Extracted records ▸
━━━━━━━━━━━━━━━━━━━━

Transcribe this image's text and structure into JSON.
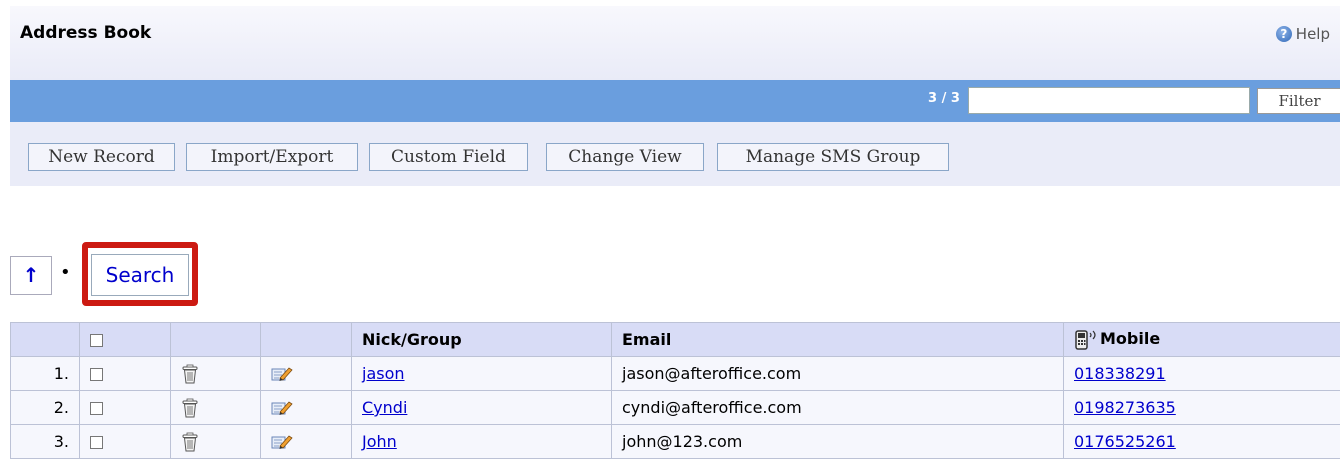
{
  "header": {
    "title": "Address Book",
    "help_label": "Help"
  },
  "filter_bar": {
    "count": "3 / 3",
    "filter_value": "",
    "filter_button": "Filter"
  },
  "toolbar": {
    "buttons": [
      "New Record",
      "Import/Export",
      "Custom Field",
      "Change View",
      "Manage SMS Group"
    ]
  },
  "nav": {
    "up_label": "↑",
    "separator": "•",
    "search_label": "Search",
    "highlight_color": "#cc1a12"
  },
  "table": {
    "columns": [
      "",
      "",
      "",
      "",
      "Nick/Group",
      "Email",
      "Mobile"
    ],
    "rows": [
      {
        "index": "1.",
        "nick": "jason",
        "email": "jason@afteroffice.com",
        "mobile": "018338291"
      },
      {
        "index": "2.",
        "nick": "Cyndi",
        "email": "cyndi@afteroffice.com",
        "mobile": "0198273635"
      },
      {
        "index": "3.",
        "nick": "John",
        "email": "john@123.com",
        "mobile": "0176525261"
      }
    ]
  },
  "icons": {
    "help": "help-icon",
    "delete": "trash-icon",
    "edit": "edit-icon",
    "mobile": "mobile-phone-icon"
  },
  "colors": {
    "bluebar": "#6a9ede",
    "link": "#0000cc",
    "header_row": "#d8dcf6"
  }
}
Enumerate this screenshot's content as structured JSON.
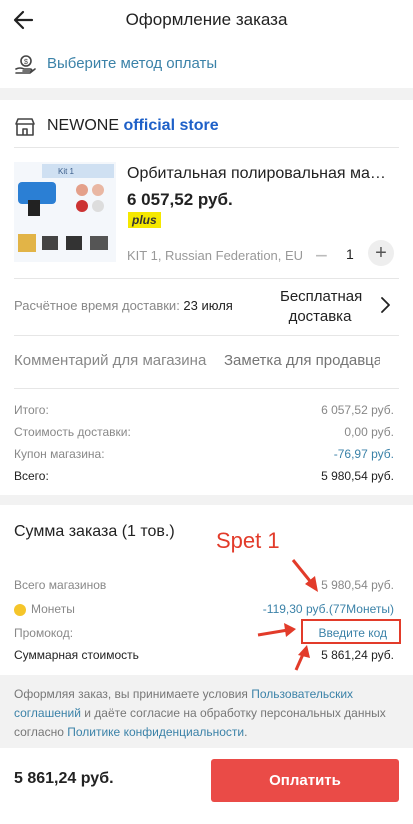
{
  "header": {
    "title": "Оформление заказа"
  },
  "payment": {
    "label": "Выберите метод оплаты"
  },
  "store": {
    "name_prefix": "NEWONE ",
    "name_highlight": "official store"
  },
  "product": {
    "name": "Орбитальная полировальная машин...",
    "price": "6 057,52 руб.",
    "badge": "plus",
    "variant": "KIT 1, Russian Federation, EU",
    "quantity": "1",
    "thumb_label": "Kit 1"
  },
  "delivery": {
    "label": "Расчётное время доставки: ",
    "date": "23 июля",
    "method_line1": "Бесплатная",
    "method_line2": "доставка"
  },
  "comment": {
    "label": "Комментарий для магазина",
    "placeholder": "Заметка для продавца"
  },
  "store_totals": [
    {
      "key": "Итого:",
      "value": "6 057,52 руб."
    },
    {
      "key": "Стоимость доставки:",
      "value": "0,00 руб."
    },
    {
      "key": "Купон магазина:",
      "value": "-76,97 руб."
    },
    {
      "key": "Всего:",
      "value": "5 980,54 руб."
    }
  ],
  "summary": {
    "title": "Сумма заказа (1 тов.)",
    "all_stores_label": "Всего магазинов",
    "all_stores_value": "5 980,54 руб.",
    "coins_label": "Монеты",
    "coins_value": "-119,30 руб.(77Монеты)",
    "promo_label": "Промокод:",
    "promo_link": "Введите код",
    "grand_label": "Суммарная стоимость",
    "grand_value": "5 861,24 руб."
  },
  "annotation": {
    "step_label": "Spet 1",
    "color": "#e23b2a"
  },
  "legal": {
    "part1": "Оформляя заказ, вы принимаете условия ",
    "link1": "Пользовательских соглашений",
    "part2": " и даёте согласие на обработку персональных данных согласно ",
    "link2": "Политике конфиденциальности",
    "part3": "."
  },
  "footer": {
    "total": "5 861,24 руб.",
    "pay_button": "Оплатить"
  },
  "colors": {
    "accent_blue": "#3b82a8",
    "store_blue": "#1e60c8",
    "pay_red": "#ea4b47",
    "plus_yellow": "#f5e800"
  }
}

━━━━━━━━━━━━━━━━━━━━

Task objective ▸ Take every line from the data above that holds "JSON" and copy it out.

Solution for this task ▸
Transcribe this image's text and structure into JSON.
Enumerate this screenshot's content as structured JSON.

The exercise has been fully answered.